### RECORDS SHOWN

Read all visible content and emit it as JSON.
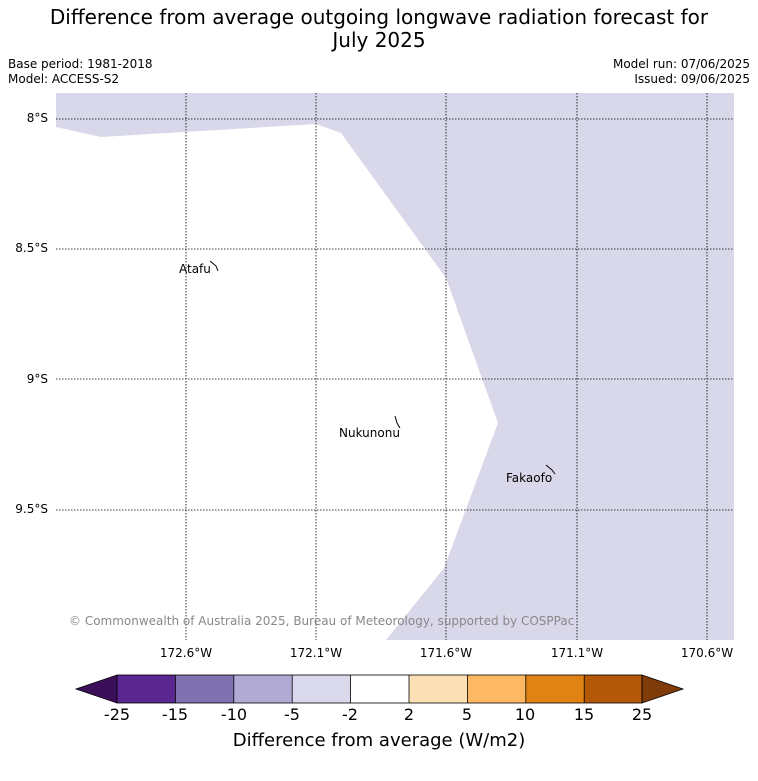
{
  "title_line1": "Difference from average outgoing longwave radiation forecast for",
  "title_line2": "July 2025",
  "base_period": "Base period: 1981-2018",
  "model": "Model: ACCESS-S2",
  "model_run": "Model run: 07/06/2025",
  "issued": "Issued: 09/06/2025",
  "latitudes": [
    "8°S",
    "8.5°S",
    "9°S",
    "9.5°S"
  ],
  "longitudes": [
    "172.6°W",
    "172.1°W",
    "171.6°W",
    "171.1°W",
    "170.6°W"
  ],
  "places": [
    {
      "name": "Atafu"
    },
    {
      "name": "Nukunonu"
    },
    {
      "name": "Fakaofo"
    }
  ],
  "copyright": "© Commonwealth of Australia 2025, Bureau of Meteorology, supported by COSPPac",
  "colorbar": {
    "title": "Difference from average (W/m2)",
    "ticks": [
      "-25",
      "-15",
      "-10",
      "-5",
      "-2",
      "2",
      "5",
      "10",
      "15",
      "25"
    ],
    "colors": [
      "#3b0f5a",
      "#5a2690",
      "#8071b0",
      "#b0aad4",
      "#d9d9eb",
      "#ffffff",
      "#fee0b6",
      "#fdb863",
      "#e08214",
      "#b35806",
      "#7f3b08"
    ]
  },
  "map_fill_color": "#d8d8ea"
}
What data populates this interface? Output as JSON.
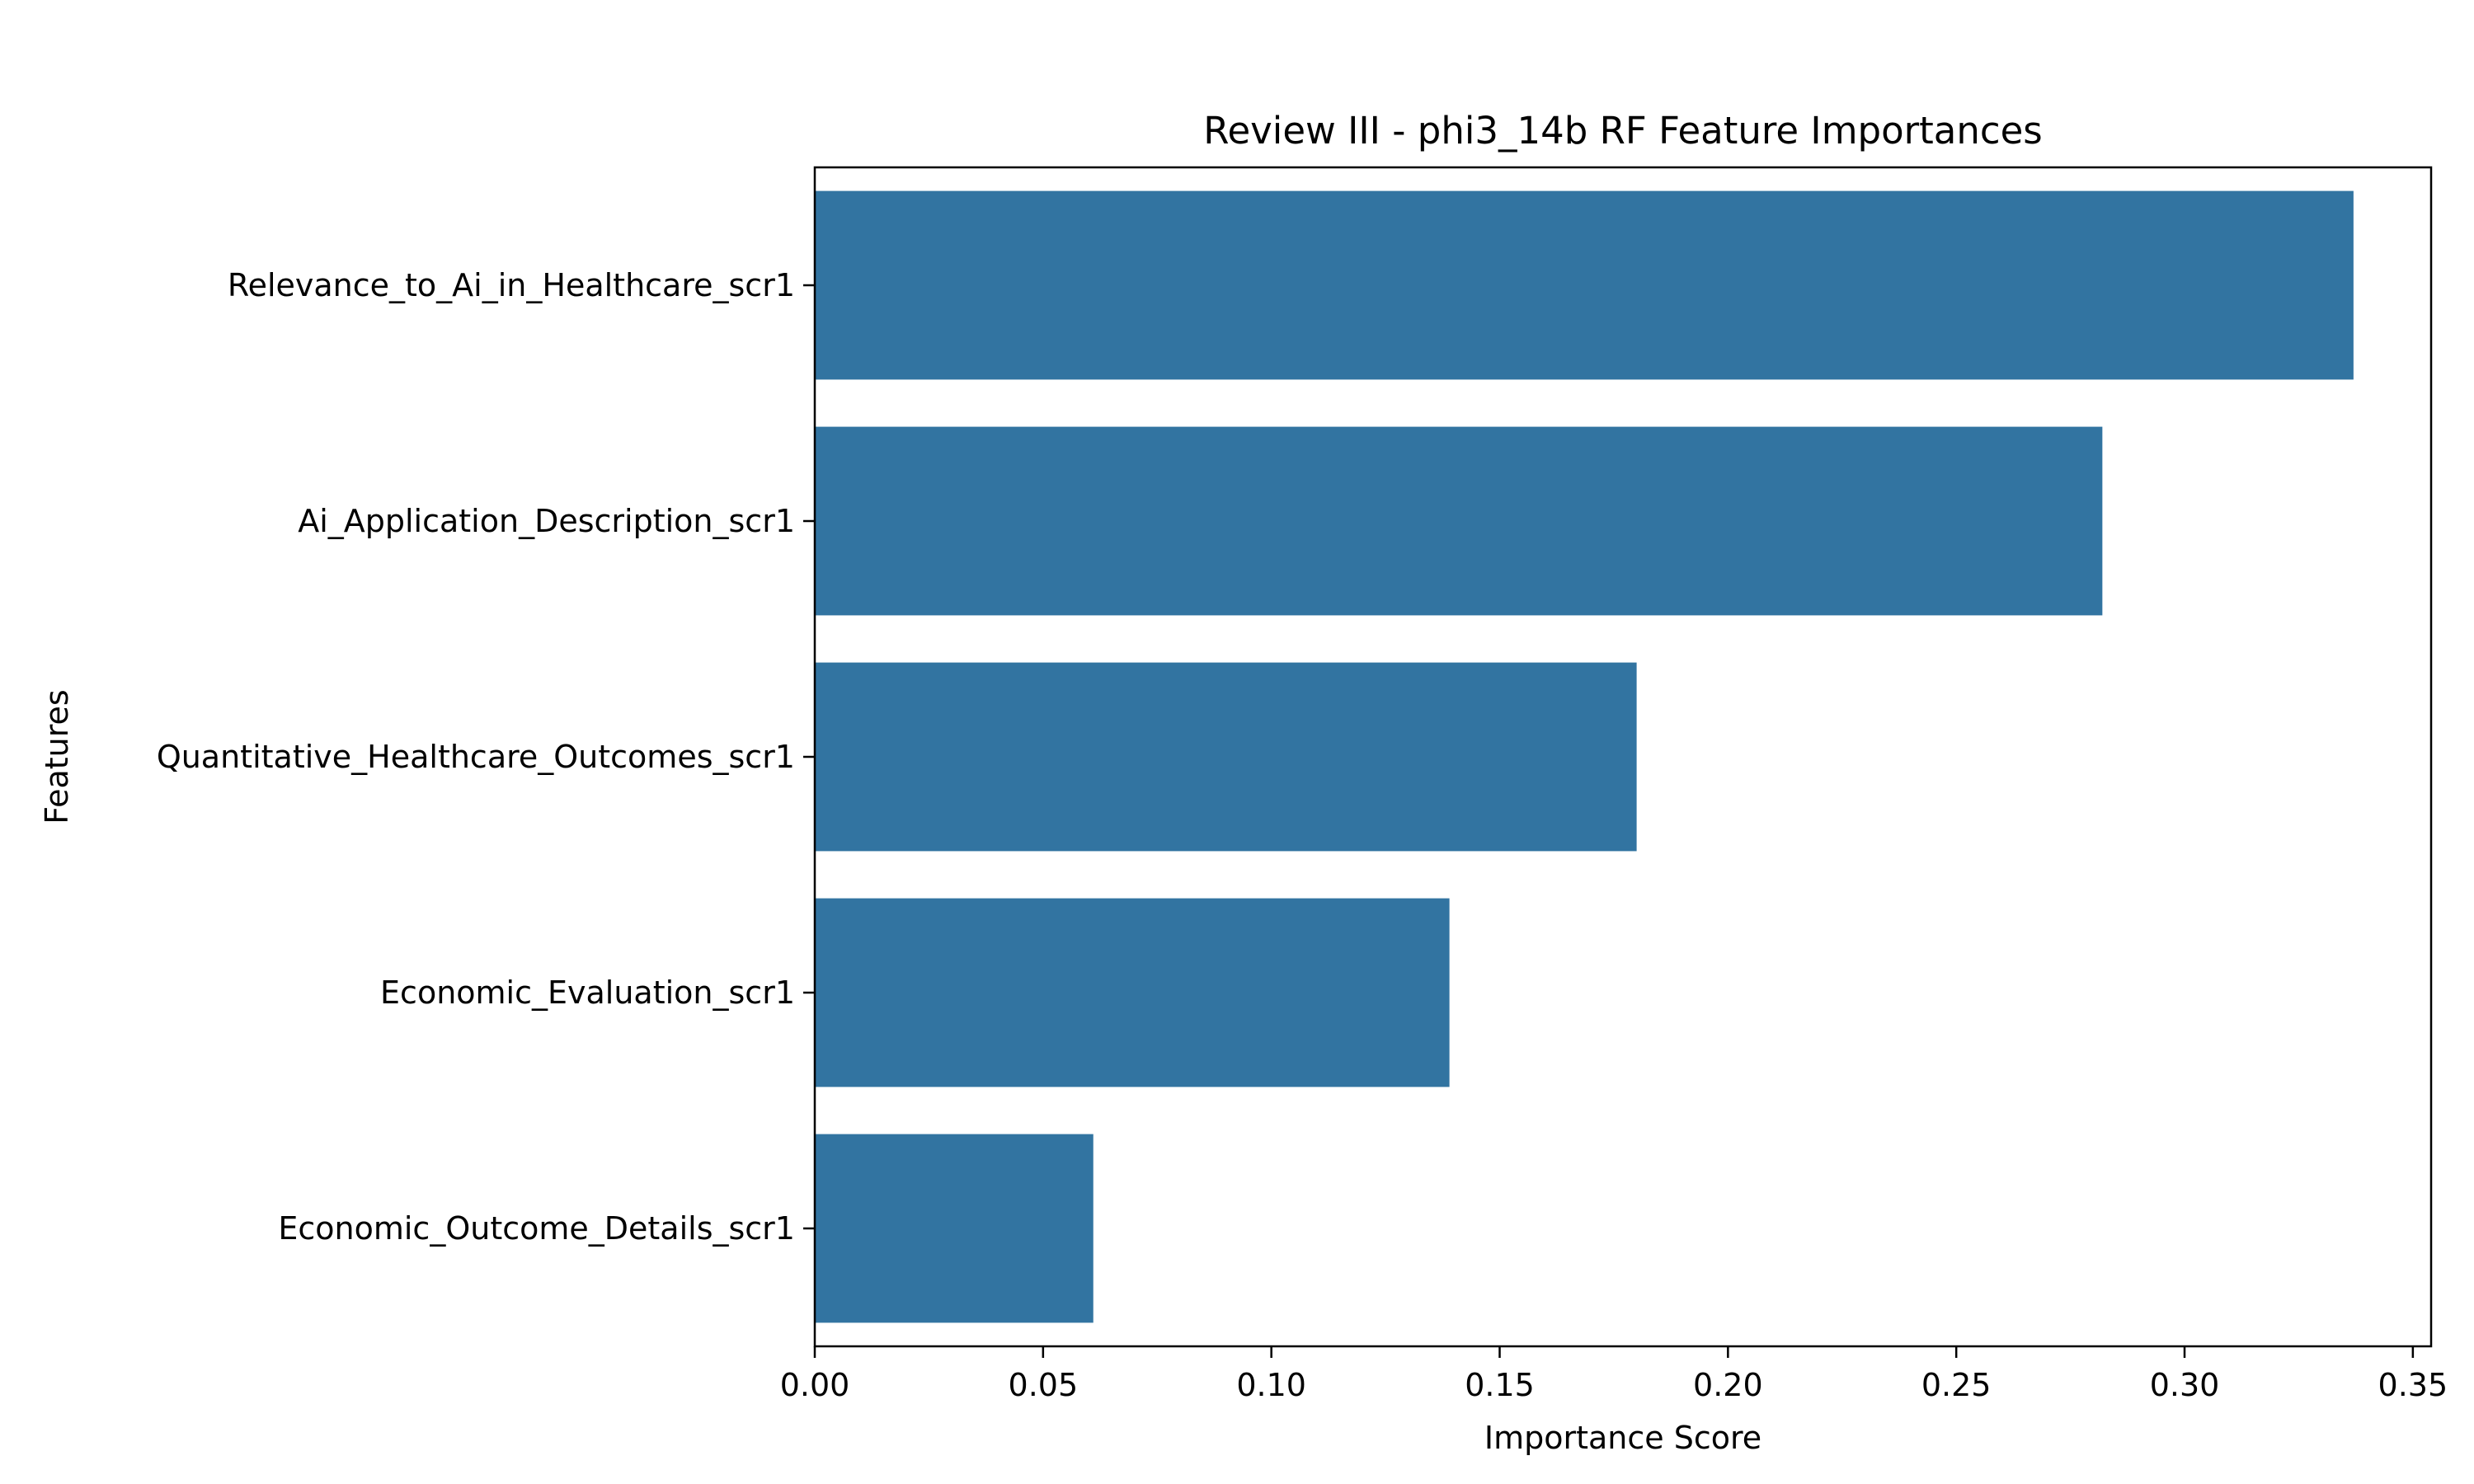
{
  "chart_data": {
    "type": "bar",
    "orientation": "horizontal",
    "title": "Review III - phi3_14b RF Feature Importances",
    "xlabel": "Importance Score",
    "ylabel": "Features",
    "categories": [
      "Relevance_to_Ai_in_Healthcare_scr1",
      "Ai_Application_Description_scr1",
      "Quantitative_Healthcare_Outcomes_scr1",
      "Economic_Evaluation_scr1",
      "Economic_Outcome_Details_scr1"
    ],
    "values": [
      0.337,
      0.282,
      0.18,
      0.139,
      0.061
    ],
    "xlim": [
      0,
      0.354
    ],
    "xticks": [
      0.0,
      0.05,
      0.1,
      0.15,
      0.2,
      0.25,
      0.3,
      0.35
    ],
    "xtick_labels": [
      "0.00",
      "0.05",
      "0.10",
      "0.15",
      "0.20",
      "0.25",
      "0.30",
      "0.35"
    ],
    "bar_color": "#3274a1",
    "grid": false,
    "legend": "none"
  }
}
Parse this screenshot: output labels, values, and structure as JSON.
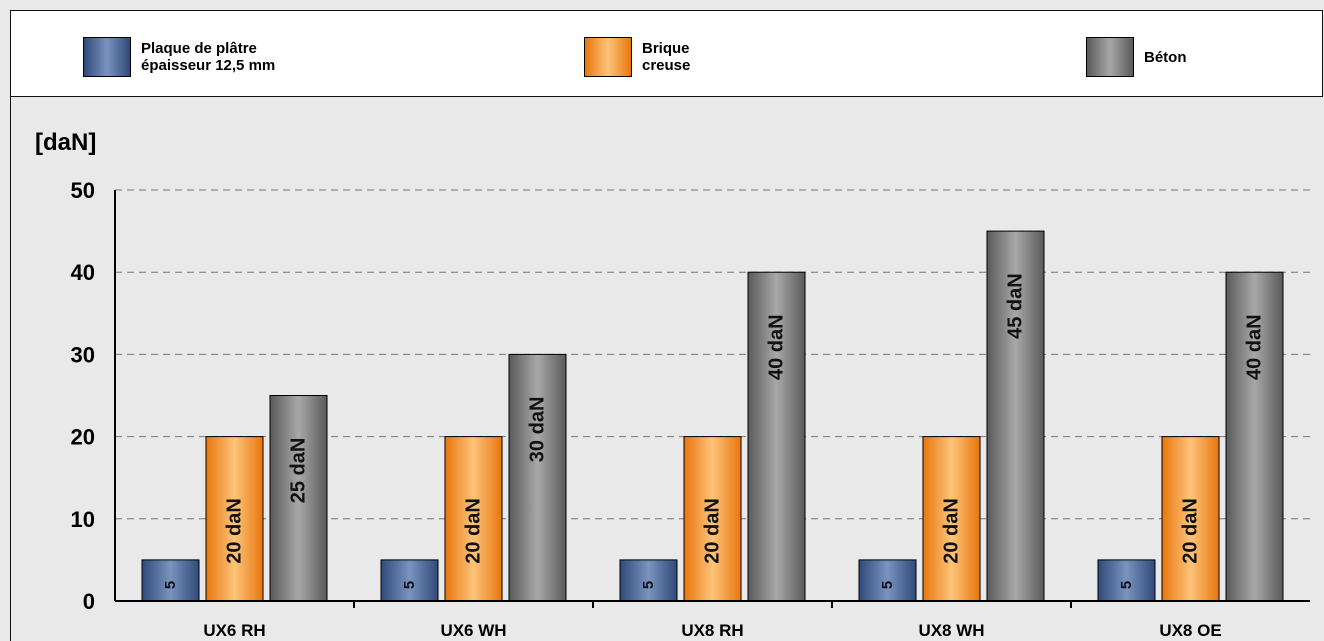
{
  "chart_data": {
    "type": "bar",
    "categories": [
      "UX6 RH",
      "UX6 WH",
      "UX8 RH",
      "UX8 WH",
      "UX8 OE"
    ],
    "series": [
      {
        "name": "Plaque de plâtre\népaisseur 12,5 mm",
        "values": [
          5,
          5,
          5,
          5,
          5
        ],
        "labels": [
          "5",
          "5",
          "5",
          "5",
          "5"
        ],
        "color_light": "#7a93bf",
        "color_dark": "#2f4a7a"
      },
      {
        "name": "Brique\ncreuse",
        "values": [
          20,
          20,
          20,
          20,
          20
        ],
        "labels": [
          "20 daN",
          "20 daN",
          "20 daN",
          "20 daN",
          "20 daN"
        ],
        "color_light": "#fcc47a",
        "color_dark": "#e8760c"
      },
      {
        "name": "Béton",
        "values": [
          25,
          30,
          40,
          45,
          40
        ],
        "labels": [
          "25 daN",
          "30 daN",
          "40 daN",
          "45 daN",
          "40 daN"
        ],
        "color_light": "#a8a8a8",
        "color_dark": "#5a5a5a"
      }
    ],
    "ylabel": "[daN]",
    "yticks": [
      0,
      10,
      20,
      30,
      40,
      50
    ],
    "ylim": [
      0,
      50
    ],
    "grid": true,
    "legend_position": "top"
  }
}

### TASK REQUIREMENTS
Reproduce all of the data exactly; the pictures do not belong in the copy.

### WORKED SOLUTION
Read all visible content and emit it as JSON.
{
  "title_line1": "Difference from average outgoing longwave radiation forecast for",
  "title_line2": "July 2025",
  "base_period": "Base period: 1981-2018",
  "model": "Model: ACCESS-S2",
  "model_run": "Model run: 07/06/2025",
  "issued": "Issued: 09/06/2025",
  "latitudes": [
    "8°S",
    "8.5°S",
    "9°S",
    "9.5°S"
  ],
  "longitudes": [
    "172.6°W",
    "172.1°W",
    "171.6°W",
    "171.1°W",
    "170.6°W"
  ],
  "places": [
    {
      "name": "Atafu"
    },
    {
      "name": "Nukunonu"
    },
    {
      "name": "Fakaofo"
    }
  ],
  "copyright": "© Commonwealth of Australia 2025, Bureau of Meteorology, supported by COSPPac",
  "colorbar": {
    "title": "Difference from average (W/m2)",
    "ticks": [
      "-25",
      "-15",
      "-10",
      "-5",
      "-2",
      "2",
      "5",
      "10",
      "15",
      "25"
    ],
    "colors": [
      "#3b0f5a",
      "#5a2690",
      "#8071b0",
      "#b0aad4",
      "#d9d9eb",
      "#ffffff",
      "#fee0b6",
      "#fdb863",
      "#e08214",
      "#b35806",
      "#7f3b08"
    ]
  },
  "map_fill_color": "#d8d8ea"
}
What data populates this interface? Output as JSON.
{
  "chart_data": {
    "type": "bar",
    "orientation": "horizontal",
    "title": "Review III - phi3_14b RF Feature Importances",
    "xlabel": "Importance Score",
    "ylabel": "Features",
    "categories": [
      "Relevance_to_Ai_in_Healthcare_scr1",
      "Ai_Application_Description_scr1",
      "Quantitative_Healthcare_Outcomes_scr1",
      "Economic_Evaluation_scr1",
      "Economic_Outcome_Details_scr1"
    ],
    "values": [
      0.337,
      0.282,
      0.18,
      0.139,
      0.061
    ],
    "xlim": [
      0,
      0.354
    ],
    "xticks": [
      0.0,
      0.05,
      0.1,
      0.15,
      0.2,
      0.25,
      0.3,
      0.35
    ],
    "xtick_labels": [
      "0.00",
      "0.05",
      "0.10",
      "0.15",
      "0.20",
      "0.25",
      "0.30",
      "0.35"
    ],
    "bar_color": "#3274a1",
    "grid": false,
    "legend": "none"
  }
}
Parse this screenshot: output labels, values, and structure as JSON.
{
  "chart_data": {
    "type": "bar",
    "categories": [
      "UX6 RH",
      "UX6 WH",
      "UX8 RH",
      "UX8 WH",
      "UX8 OE"
    ],
    "series": [
      {
        "name": "Plaque de plâtre\népaisseur 12,5 mm",
        "values": [
          5,
          5,
          5,
          5,
          5
        ],
        "labels": [
          "5",
          "5",
          "5",
          "5",
          "5"
        ],
        "color_light": "#7a93bf",
        "color_dark": "#2f4a7a"
      },
      {
        "name": "Brique\ncreuse",
        "values": [
          20,
          20,
          20,
          20,
          20
        ],
        "labels": [
          "20 daN",
          "20 daN",
          "20 daN",
          "20 daN",
          "20 daN"
        ],
        "color_light": "#fcc47a",
        "color_dark": "#e8760c"
      },
      {
        "name": "Béton",
        "values": [
          25,
          30,
          40,
          45,
          40
        ],
        "labels": [
          "25 daN",
          "30 daN",
          "40 daN",
          "45 daN",
          "40 daN"
        ],
        "color_light": "#a8a8a8",
        "color_dark": "#5a5a5a"
      }
    ],
    "ylabel": "[daN]",
    "yticks": [
      0,
      10,
      20,
      30,
      40,
      50
    ],
    "ylim": [
      0,
      50
    ],
    "grid": true,
    "legend_position": "top"
  }
}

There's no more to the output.